**WHAT YOU HAVE TO DO:** Return every line below that contains the string "name", matching case exactly.

**DATA LINES:**
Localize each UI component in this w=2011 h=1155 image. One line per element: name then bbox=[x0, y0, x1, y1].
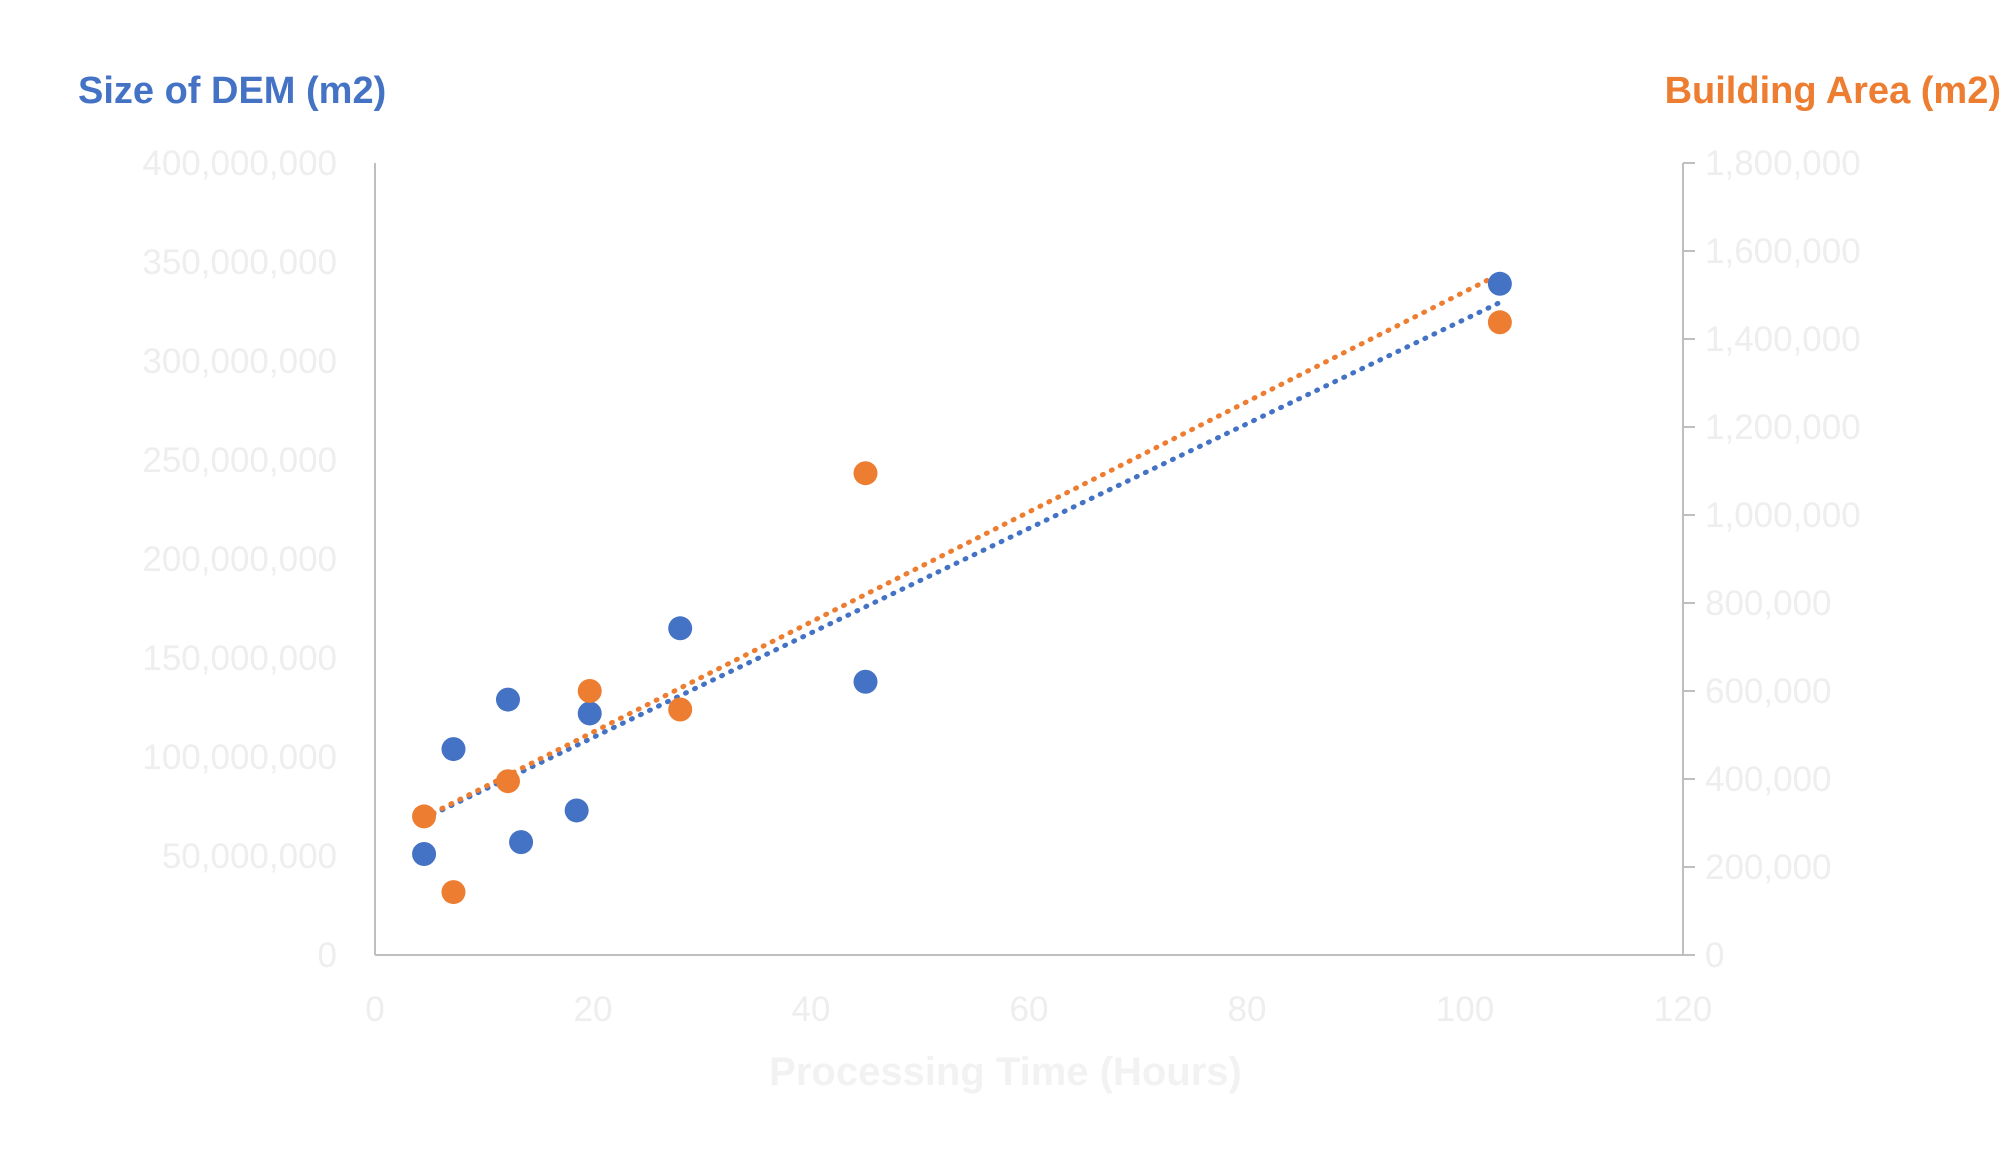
y-left-tick-label: 350,000,000 bbox=[142, 243, 337, 282]
x-tick-label: 20 bbox=[574, 990, 613, 1029]
y-right-tick-label: 400,000 bbox=[1705, 760, 1832, 799]
y-right-tick-label: 200,000 bbox=[1705, 848, 1832, 887]
data-point-dem-size bbox=[412, 842, 437, 867]
y-right-tick-labels: 0 200,000 400,000 600,000 800,000 1,000,000 1,… bbox=[1683, 144, 1861, 975]
x-tick-label: 100 bbox=[1436, 990, 1494, 1029]
trendline-building-area bbox=[421, 271, 1503, 821]
trendlines bbox=[421, 271, 1503, 822]
axes bbox=[374, 163, 1684, 956]
y-right-tick-label: 600,000 bbox=[1705, 672, 1832, 711]
y-left-tick-labels: 0 50,000,000 100,000,000 150,000,000 200,000… bbox=[142, 144, 337, 975]
y-right-tick-label: 1,000,000 bbox=[1705, 496, 1861, 535]
data-point-building-area bbox=[1487, 310, 1512, 335]
x-tick-labels: 0 20 40 60 80 100 120 bbox=[365, 990, 1712, 1029]
y-left-tick-label: 400,000,000 bbox=[142, 144, 337, 183]
y-left-axis-title: Size of DEM (m2) bbox=[78, 70, 387, 112]
y-left-tick-label: 250,000,000 bbox=[142, 441, 337, 480]
y-right-tick-label: 0 bbox=[1705, 936, 1724, 975]
y-left-tick-label: 150,000,000 bbox=[142, 639, 337, 678]
y-right-tick-label: 800,000 bbox=[1705, 584, 1832, 623]
data-point-building-area bbox=[495, 769, 520, 794]
data-point-building-area bbox=[577, 679, 602, 703]
data-point-building-area bbox=[853, 461, 878, 486]
x-axis-title: Processing Time (Hours) bbox=[769, 1050, 1242, 1094]
data-point-dem-size bbox=[495, 687, 520, 712]
x-tick-label: 0 bbox=[365, 990, 384, 1029]
data-point-dem-size bbox=[564, 798, 589, 823]
x-tick-label: 80 bbox=[1228, 990, 1267, 1029]
y-right-tick-label: 1,400,000 bbox=[1705, 320, 1861, 359]
x-tick-label: 120 bbox=[1654, 990, 1712, 1029]
data-point-dem-size bbox=[853, 669, 878, 694]
trendline-dem-size bbox=[421, 299, 1503, 822]
y-left-tick-label: 0 bbox=[318, 936, 337, 975]
y-right-tick-label: 1,600,000 bbox=[1705, 232, 1861, 271]
data-point-dem-size bbox=[577, 701, 602, 726]
data-point-dem-size bbox=[668, 616, 693, 641]
data-point-dem-size bbox=[509, 830, 534, 855]
data-point-building-area bbox=[412, 804, 437, 829]
y-left-tick-label: 300,000,000 bbox=[142, 342, 337, 381]
y-right-tick-label: 1,200,000 bbox=[1705, 408, 1861, 447]
x-tick-label: 40 bbox=[792, 990, 831, 1029]
y-left-tick-label: 200,000,000 bbox=[142, 540, 337, 579]
x-tick-label: 60 bbox=[1010, 990, 1049, 1029]
data-points bbox=[412, 271, 1512, 905]
data-point-dem-size bbox=[1487, 271, 1512, 296]
data-point-building-area bbox=[441, 880, 466, 905]
y-right-tick-label: 1,800,000 bbox=[1705, 144, 1861, 183]
y-left-tick-label: 100,000,000 bbox=[142, 738, 337, 777]
data-point-dem-size bbox=[441, 737, 466, 762]
y-left-tick-label: 50,000,000 bbox=[162, 837, 337, 876]
data-point-building-area bbox=[668, 697, 693, 722]
y-right-axis-title: Building Area (m2) bbox=[1664, 70, 2001, 112]
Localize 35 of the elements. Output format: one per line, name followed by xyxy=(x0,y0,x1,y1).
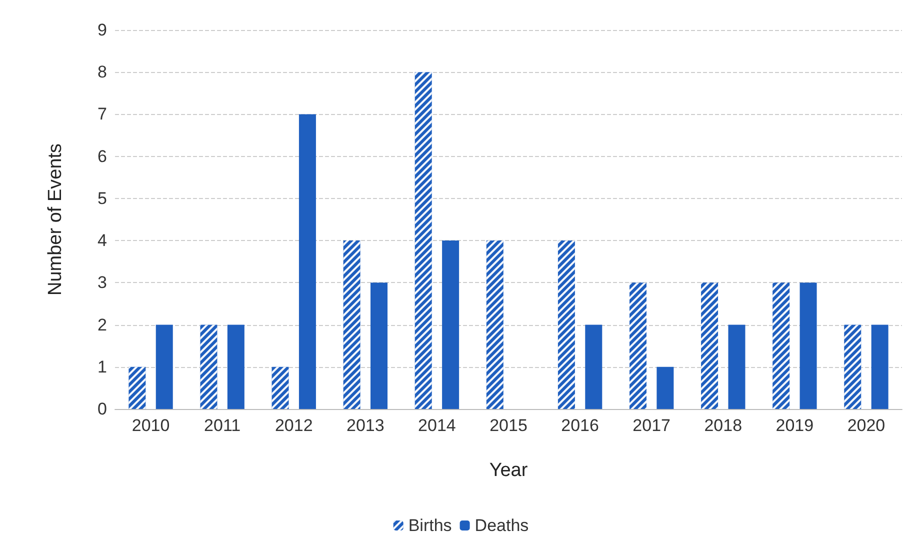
y-tick-label: 7 xyxy=(98,104,107,124)
x-tick-label: 2014 xyxy=(418,416,456,435)
x-tick-label: 2013 xyxy=(346,416,384,435)
x-tick-label: 2020 xyxy=(847,416,886,435)
bar xyxy=(156,324,173,409)
bar xyxy=(871,324,888,409)
y-tick-label: 0 xyxy=(98,400,107,418)
bar xyxy=(728,324,746,409)
y-tick-label: 1 xyxy=(98,357,107,376)
bar xyxy=(800,282,817,409)
bar xyxy=(656,366,674,409)
x-tick-label: 2010 xyxy=(132,416,170,435)
y-tick-label: 2 xyxy=(98,315,107,334)
bar xyxy=(370,282,388,409)
x-axis-title: Year xyxy=(489,460,528,481)
legend-label: Births xyxy=(408,516,452,535)
y-tick-label: 9 xyxy=(98,20,107,40)
y-tick-label: 5 xyxy=(98,188,107,208)
x-tick-label: 2017 xyxy=(632,416,671,435)
bar xyxy=(585,324,602,409)
x-tick-label: 2018 xyxy=(704,416,742,435)
legend-label: Deaths xyxy=(474,516,529,535)
x-tick-label: 2019 xyxy=(776,416,814,435)
bar xyxy=(298,114,316,409)
y-tick-label: 8 xyxy=(98,62,107,82)
x-tick-label: 2011 xyxy=(204,416,241,435)
x-tick-label: 2012 xyxy=(274,416,313,435)
y-tick-label: 6 xyxy=(98,146,107,166)
y-axis-title: Number of Events xyxy=(45,143,66,296)
bar xyxy=(227,324,244,409)
bar xyxy=(442,240,460,409)
y-tick-label: 4 xyxy=(98,231,107,250)
x-tick-label: 2016 xyxy=(561,416,599,435)
y-tick-label: 3 xyxy=(98,273,107,292)
x-tick-label: 2015 xyxy=(490,416,528,435)
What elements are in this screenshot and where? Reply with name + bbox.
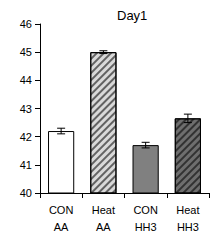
svg-text:45: 45 [20, 46, 32, 58]
svg-text:CON: CON [49, 204, 74, 216]
svg-text:Heat: Heat [176, 204, 199, 216]
svg-text:HH3: HH3 [177, 221, 199, 233]
svg-text:AA: AA [96, 221, 111, 233]
svg-text:Heat: Heat [92, 204, 115, 216]
svg-text:41: 41 [20, 159, 32, 171]
svg-text:Day1: Day1 [117, 8, 147, 23]
svg-text:40: 40 [20, 187, 32, 199]
svg-text:46: 46 [20, 18, 32, 30]
svg-text:42: 42 [20, 131, 32, 143]
svg-text:CON: CON [133, 204, 158, 216]
svg-text:AA: AA [54, 221, 69, 233]
svg-text:43: 43 [20, 103, 32, 115]
svg-text:HH3: HH3 [135, 221, 157, 233]
svg-text:44: 44 [20, 74, 32, 86]
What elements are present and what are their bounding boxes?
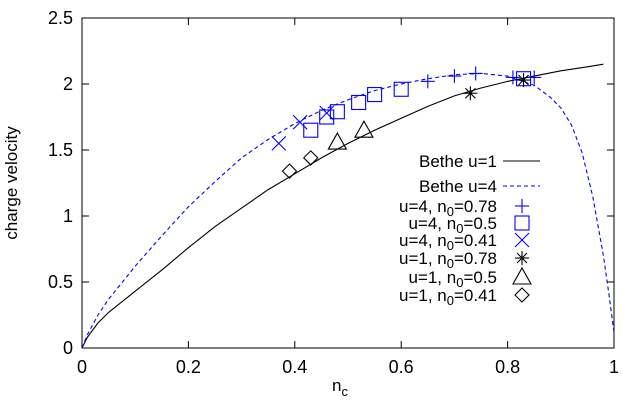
marker-star-3-0	[463, 86, 478, 101]
data-markers	[271, 66, 542, 179]
legend-marker-star-3	[515, 251, 529, 265]
legend-label-u1-n05-sub: 0	[456, 275, 463, 290]
y-tick-label-0: 0	[63, 338, 73, 358]
curve-bethe-u4	[81, 72, 615, 349]
marker-square-1-2	[329, 104, 345, 120]
legend-label-u1-n041-value: =0.41	[454, 286, 497, 305]
legend-label-u1-n078-value: =0.78	[454, 249, 497, 268]
legend-label-u1-n078-main: u=1, n	[399, 249, 447, 268]
y-tick-label-4: 2	[63, 74, 73, 94]
legend-label-u1-n05: u=1, n0=0.5	[408, 268, 497, 290]
legend-label-u1-n041: u=1, n0=0.41	[399, 286, 497, 308]
y-tick-label-2: 1	[63, 206, 73, 226]
legend-label-u4-n05-value: =0.5	[463, 214, 497, 233]
legend-marker-plus-0	[515, 199, 529, 213]
x-tick-label-0: 0	[77, 357, 87, 377]
marker-x-2-0	[271, 136, 287, 151]
marker-diamond-5-0	[281, 163, 298, 179]
legend-label-u1-n05-main: u=1, n	[408, 268, 456, 287]
marker-diamond-5-1	[302, 150, 319, 166]
legend-label-u1-n078: u=1, n0=0.78	[399, 249, 497, 271]
y-tick-label-3: 1.5	[48, 140, 73, 160]
legend-marker-square-1	[514, 215, 530, 231]
legend-marker-x-2	[514, 232, 530, 248]
marker-plus-0-2	[468, 66, 483, 81]
legend-label-u4-n078-sub: 0	[447, 204, 454, 219]
y-axis-label: charge velocity	[2, 126, 21, 240]
x-axis-label-main: n	[332, 376, 341, 395]
marker-plus-0-3	[505, 70, 520, 85]
plot-frame	[81, 17, 615, 349]
legend-label-u4-n078-value: =0.78	[454, 197, 497, 216]
x-tick-label-1: 0.2	[176, 357, 201, 377]
marker-x-2-1	[292, 114, 308, 130]
plot-area: 0 0.2 0.4 0.6 0.8 1 0 0.5 1 1.5 2 2.5	[48, 8, 619, 377]
legend-label-u1-n041-main: u=1, n	[399, 286, 447, 305]
legend-label-u1-n041-sub: 0	[447, 293, 454, 308]
legend-markers	[512, 199, 532, 303]
x-tick-label-2: 0.4	[282, 357, 307, 377]
marker-square-1-1	[319, 109, 335, 125]
legend-label-bethe-u4: Bethe u=4	[419, 177, 497, 196]
legend-label-u1-n078-sub: 0	[447, 256, 454, 271]
y-tick-label-1: 0.5	[48, 272, 73, 292]
y-tick-label-5: 2.5	[48, 8, 73, 28]
legend-label-u4-n041-value: =0.41	[454, 231, 497, 250]
marker-square-1-4	[367, 87, 383, 103]
legend-marker-diamond-5	[514, 287, 530, 303]
marker-star-3-1	[516, 73, 531, 88]
legend-label-u4-n05-sub: 0	[456, 221, 463, 236]
legend-label-bethe-u1: Bethe u=1	[419, 152, 497, 171]
x-axis-label: nc	[332, 376, 348, 399]
curves	[81, 63, 615, 349]
legend-label-u4-n05: u=4, n0=0.5	[408, 214, 497, 236]
marker-square-1-5	[393, 81, 409, 97]
axis-ticks: 0 0.2 0.4 0.6 0.8 1 0 0.5 1 1.5 2 2.5	[48, 8, 619, 377]
legend-entry-bethe-u4: Bethe u=4	[419, 177, 540, 196]
marker-plus-0-4	[527, 70, 542, 85]
legend-label-u4-n041-sub: 0	[447, 238, 454, 253]
legend-marker-triangle-4	[512, 266, 532, 285]
marker-square-1-3	[351, 94, 367, 111]
legend: Bethe u=1 Bethe u=4 u=4, n0=0.78 u=4, n0…	[399, 152, 540, 308]
marker-plus-0-0	[420, 74, 435, 89]
x-tick-label-4: 0.8	[495, 357, 520, 377]
marker-x-2-2	[319, 105, 335, 121]
legend-label-u4-n078-main: u=4, n	[399, 197, 447, 216]
legend-label-u4-n078: u=4, n0=0.78	[399, 197, 497, 219]
legend-label-u4-n041-main: u=4, n	[399, 231, 447, 250]
legend-entry-bethe-u1: Bethe u=1	[419, 152, 540, 171]
legend-label-u4-n05-main: u=4, n	[408, 214, 456, 233]
x-axis-label-subscript: c	[341, 384, 348, 399]
x-tick-label-5: 1	[609, 357, 619, 377]
x-tick-label-3: 0.6	[389, 357, 414, 377]
marker-plus-0-1	[447, 69, 462, 84]
legend-scatter-entries: u=4, n0=0.78 u=4, n0=0.5 u=4, n0=0.41 u=…	[399, 197, 497, 308]
marker-square-1-0	[303, 122, 319, 138]
marker-triangle-4-0	[327, 131, 348, 150]
marker-triangle-4-1	[354, 120, 374, 138]
legend-label-u4-n041: u=4, n0=0.41	[399, 231, 497, 253]
legend-label-u1-n05-value: =0.5	[463, 268, 497, 287]
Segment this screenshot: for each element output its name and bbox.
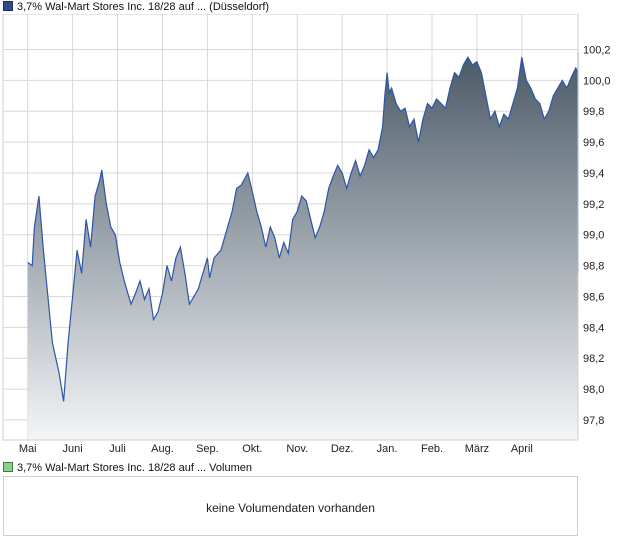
x-tick-label: Juli bbox=[109, 443, 126, 455]
y-tick-label: 99,8 bbox=[583, 106, 604, 118]
x-tick-label: Jan. bbox=[377, 443, 398, 455]
x-tick-label: Feb. bbox=[421, 443, 443, 455]
no-volume-message: keine Volumendaten vorhanden bbox=[206, 501, 375, 515]
y-tick-label: 99,6 bbox=[583, 137, 604, 149]
volume-legend-swatch bbox=[3, 462, 13, 472]
y-tick-label: 99,4 bbox=[583, 168, 604, 180]
y-tick-label: 98,4 bbox=[583, 322, 604, 334]
y-tick-label: 100,2 bbox=[583, 45, 611, 57]
x-tick-label: April bbox=[511, 443, 533, 455]
y-tick-label: 97,8 bbox=[583, 415, 604, 427]
price-legend-swatch bbox=[3, 1, 13, 11]
volume-legend-label: 3,7% Wal-Mart Stores Inc. 18/28 auf ... … bbox=[17, 462, 252, 474]
plot-frame bbox=[2, 14, 579, 441]
price-area-fill bbox=[27, 52, 578, 440]
price-chart: 100,2 100,0 99,8 99,6 99,4 99,2 99,0 98,8 98,6 98… bbox=[2, 14, 611, 455]
y-axis-labels: 100,2 100,0 99,8 99,6 99,4 99,2 99,0 98,8 98,6 98… bbox=[583, 45, 611, 427]
y-tick-label: 99,0 bbox=[583, 230, 604, 242]
y-tick-label: 98,6 bbox=[583, 291, 604, 303]
x-tick-label: Dez. bbox=[331, 443, 354, 455]
y-tick-label: 98,8 bbox=[583, 261, 604, 273]
x-tick-label: Sep. bbox=[196, 443, 219, 455]
y-tick-label: 98,0 bbox=[583, 384, 604, 396]
y-tick-label: 100,0 bbox=[583, 75, 611, 87]
volume-panel: keine Volumendaten vorhanden bbox=[3, 476, 578, 536]
x-tick-label: März bbox=[465, 443, 489, 455]
price-legend-label: 3,7% Wal-Mart Stores Inc. 18/28 auf ... … bbox=[17, 1, 270, 13]
x-tick-label: Aug. bbox=[151, 443, 174, 455]
y-tick-label: 98,2 bbox=[583, 353, 604, 365]
x-tick-label: Okt. bbox=[242, 443, 262, 455]
volume-legend: 3,7% Wal-Mart Stores Inc. 18/28 auf ... … bbox=[3, 461, 252, 475]
y-tick-label: 99,2 bbox=[583, 199, 604, 211]
x-tick-label: Nov. bbox=[286, 443, 308, 455]
x-axis-labels: Mai Juni Juli Aug. Sep. Okt. Nov. Dez. Jan. Feb. M… bbox=[19, 443, 533, 455]
x-tick-label: Mai bbox=[19, 443, 37, 455]
x-tick-label: Juni bbox=[63, 443, 83, 455]
price-legend: 3,7% Wal-Mart Stores Inc. 18/28 auf ... … bbox=[3, 0, 269, 14]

**THE COMPLETED TASK:**
Localize each UI component in this w=2011 h=1155 image. One line per element: name then bbox=[x0, y0, x1, y1].
Localize 35 of the elements. Output format: one per line, name followed by xyxy=(x0,y0,x1,y1).
What elements are in this screenshot and where? Reply with name + bbox.
Segment this screenshot: for each element output its name and bbox.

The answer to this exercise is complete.